[Stored records]

------------------------------------------------

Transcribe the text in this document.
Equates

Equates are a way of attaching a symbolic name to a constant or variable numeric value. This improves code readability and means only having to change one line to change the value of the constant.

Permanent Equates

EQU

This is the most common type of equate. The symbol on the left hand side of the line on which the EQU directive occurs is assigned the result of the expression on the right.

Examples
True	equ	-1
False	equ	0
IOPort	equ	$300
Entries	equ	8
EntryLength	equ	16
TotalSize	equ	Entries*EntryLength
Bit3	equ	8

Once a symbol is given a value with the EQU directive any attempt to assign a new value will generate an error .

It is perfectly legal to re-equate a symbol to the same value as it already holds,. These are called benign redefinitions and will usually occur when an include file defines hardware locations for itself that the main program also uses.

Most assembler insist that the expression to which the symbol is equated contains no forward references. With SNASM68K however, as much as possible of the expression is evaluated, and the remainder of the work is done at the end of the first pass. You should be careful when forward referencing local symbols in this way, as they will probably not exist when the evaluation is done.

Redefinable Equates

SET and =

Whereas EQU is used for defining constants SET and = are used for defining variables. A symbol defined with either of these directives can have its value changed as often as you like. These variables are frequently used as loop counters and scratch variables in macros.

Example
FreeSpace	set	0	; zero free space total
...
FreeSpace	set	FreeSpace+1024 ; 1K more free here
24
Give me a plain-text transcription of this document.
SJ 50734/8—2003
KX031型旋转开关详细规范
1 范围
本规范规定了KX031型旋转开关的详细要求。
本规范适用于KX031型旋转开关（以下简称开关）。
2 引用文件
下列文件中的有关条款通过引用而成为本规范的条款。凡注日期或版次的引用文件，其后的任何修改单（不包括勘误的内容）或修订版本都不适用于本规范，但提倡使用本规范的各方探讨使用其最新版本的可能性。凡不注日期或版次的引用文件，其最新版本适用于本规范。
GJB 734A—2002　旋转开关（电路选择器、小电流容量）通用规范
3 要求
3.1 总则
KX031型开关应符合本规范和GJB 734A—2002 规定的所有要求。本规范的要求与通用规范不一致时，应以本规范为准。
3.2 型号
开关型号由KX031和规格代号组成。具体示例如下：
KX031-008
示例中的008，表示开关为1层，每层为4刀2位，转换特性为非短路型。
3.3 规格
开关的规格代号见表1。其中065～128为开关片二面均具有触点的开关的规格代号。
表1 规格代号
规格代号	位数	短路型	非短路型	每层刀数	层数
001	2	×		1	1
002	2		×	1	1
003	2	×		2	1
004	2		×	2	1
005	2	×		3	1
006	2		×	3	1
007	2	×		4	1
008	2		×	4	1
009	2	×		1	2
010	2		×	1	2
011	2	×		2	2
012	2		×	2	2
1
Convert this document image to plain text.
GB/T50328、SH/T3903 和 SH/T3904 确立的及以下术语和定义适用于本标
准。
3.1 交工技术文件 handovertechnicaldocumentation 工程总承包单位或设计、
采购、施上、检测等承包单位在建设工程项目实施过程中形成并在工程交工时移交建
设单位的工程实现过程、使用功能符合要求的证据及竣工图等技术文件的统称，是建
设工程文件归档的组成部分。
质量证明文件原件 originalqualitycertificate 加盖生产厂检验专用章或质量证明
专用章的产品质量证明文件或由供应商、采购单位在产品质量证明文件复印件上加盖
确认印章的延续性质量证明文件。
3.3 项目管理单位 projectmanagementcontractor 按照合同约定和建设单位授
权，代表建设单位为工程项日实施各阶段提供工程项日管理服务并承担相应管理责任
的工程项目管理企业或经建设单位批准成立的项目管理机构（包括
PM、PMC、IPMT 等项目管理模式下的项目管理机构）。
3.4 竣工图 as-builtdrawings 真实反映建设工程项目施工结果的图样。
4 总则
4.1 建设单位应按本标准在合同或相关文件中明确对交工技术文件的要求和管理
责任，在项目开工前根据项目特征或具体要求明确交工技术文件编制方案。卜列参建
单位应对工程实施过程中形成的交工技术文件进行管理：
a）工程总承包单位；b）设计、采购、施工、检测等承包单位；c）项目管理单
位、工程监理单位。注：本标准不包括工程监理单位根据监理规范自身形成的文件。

------------------------------------------------

Work instructions: Copy out each line exactly.

Exercise response:
Transcribe the text in this document.
Equates

Equates are a way of attaching a symbolic name to a constant or variable numeric value. This improves code readability and means only having to change one line to change the value of the constant.

Permanent Equates

EQU

This is the most common type of equate. The symbol on the left hand side of the line on which the EQU directive occurs is assigned the result of the expression on the right.

Examples
True	equ	-1
False	equ	0
IOPort	equ	$300
Entries	equ	8
EntryLength	equ	16
TotalSize	equ	Entries*EntryLength
Bit3	equ	8

Once a symbol is given a value with the EQU directive any attempt to assign a new value will generate an error .

It is perfectly legal to re-equate a symbol to the same value as it already holds,. These are called benign redefinitions and will usually occur when an include file defines hardware locations for itself that the main program also uses.

Most assembler insist that the expression to which the symbol is equated contains no forward references. With SNASM68K however, as much as possible of the expression is evaluated, and the remainder of the work is done at the end of the first pass. You should be careful when forward referencing local symbols in this way, as they will probably not exist when the evaluation is done.

Redefinable Equates

SET and =

Whereas EQU is used for defining constants SET and = are used for defining variables. A symbol defined with either of these directives can have its value changed as often as you like. These variables are frequently used as loop counters and scratch variables in macros.

Example
FreeSpace	set	0	; zero free space total
...
FreeSpace	set	FreeSpace+1024 ; 1K more free here
24
Give me a plain-text transcription of this document.
SJ 50734/8—2003
KX031型旋转开关详细规范
1 范围
本规范规定了KX031型旋转开关的详细要求。
本规范适用于KX031型旋转开关（以下简称开关）。
2 引用文件
下列文件中的有关条款通过引用而成为本规范的条款。凡注日期或版次的引用文件，其后的任何修改单（不包括勘误的内容）或修订版本都不适用于本规范，但提倡使用本规范的各方探讨使用其最新版本的可能性。凡不注日期或版次的引用文件，其最新版本适用于本规范。
GJB 734A—2002　旋转开关（电路选择器、小电流容量）通用规范
3 要求
3.1 总则
KX031型开关应符合本规范和GJB 734A—2002 规定的所有要求。本规范的要求与通用规范不一致时，应以本规范为准。
3.2 型号
开关型号由KX031和规格代号组成。具体示例如下：
KX031-008
示例中的008，表示开关为1层，每层为4刀2位，转换特性为非短路型。
3.3 规格
开关的规格代号见表1。其中065～128为开关片二面均具有触点的开关的规格代号。
表1 规格代号
规格代号	位数	短路型	非短路型	每层刀数	层数
001	2	×		1	1
002	2		×	1	1
003	2	×		2	1
004	2		×	2	1
005	2	×		3	1
006	2		×	3	1
007	2	×		4	1
008	2		×	4	1
009	2	×		1	2
010	2		×	1	2
011	2	×		2	2
012	2		×	2	2
1
Convert this document image to plain text.
GB/T50328、SH/T3903 和 SH/T3904 确立的及以下术语和定义适用于本标
准。
3.1 交工技术文件 handovertechnicaldocumentation 工程总承包单位或设计、
采购、施上、检测等承包单位在建设工程项目实施过程中形成并在工程交工时移交建
设单位的工程实现过程、使用功能符合要求的证据及竣工图等技术文件的统称，是建
设工程文件归档的组成部分。
质量证明文件原件 originalqualitycertificate 加盖生产厂检验专用章或质量证明
专用章的产品质量证明文件或由供应商、采购单位在产品质量证明文件复印件上加盖
确认印章的延续性质量证明文件。
3.3 项目管理单位 projectmanagementcontractor 按照合同约定和建设单位授
权，代表建设单位为工程项日实施各阶段提供工程项日管理服务并承担相应管理责任
的工程项目管理企业或经建设单位批准成立的项目管理机构（包括
PM、PMC、IPMT 等项目管理模式下的项目管理机构）。
3.4 竣工图 as-builtdrawings 真实反映建设工程项目施工结果的图样。
4 总则
4.1 建设单位应按本标准在合同或相关文件中明确对交工技术文件的要求和管理
责任，在项目开工前根据项目特征或具体要求明确交工技术文件编制方案。卜列参建
单位应对工程实施过程中形成的交工技术文件进行管理：
a）工程总承包单位；b）设计、采购、施工、检测等承包单位；c）项目管理单
位、工程监理单位。注：本标准不包括工程监理单位根据监理规范自身形成的文件。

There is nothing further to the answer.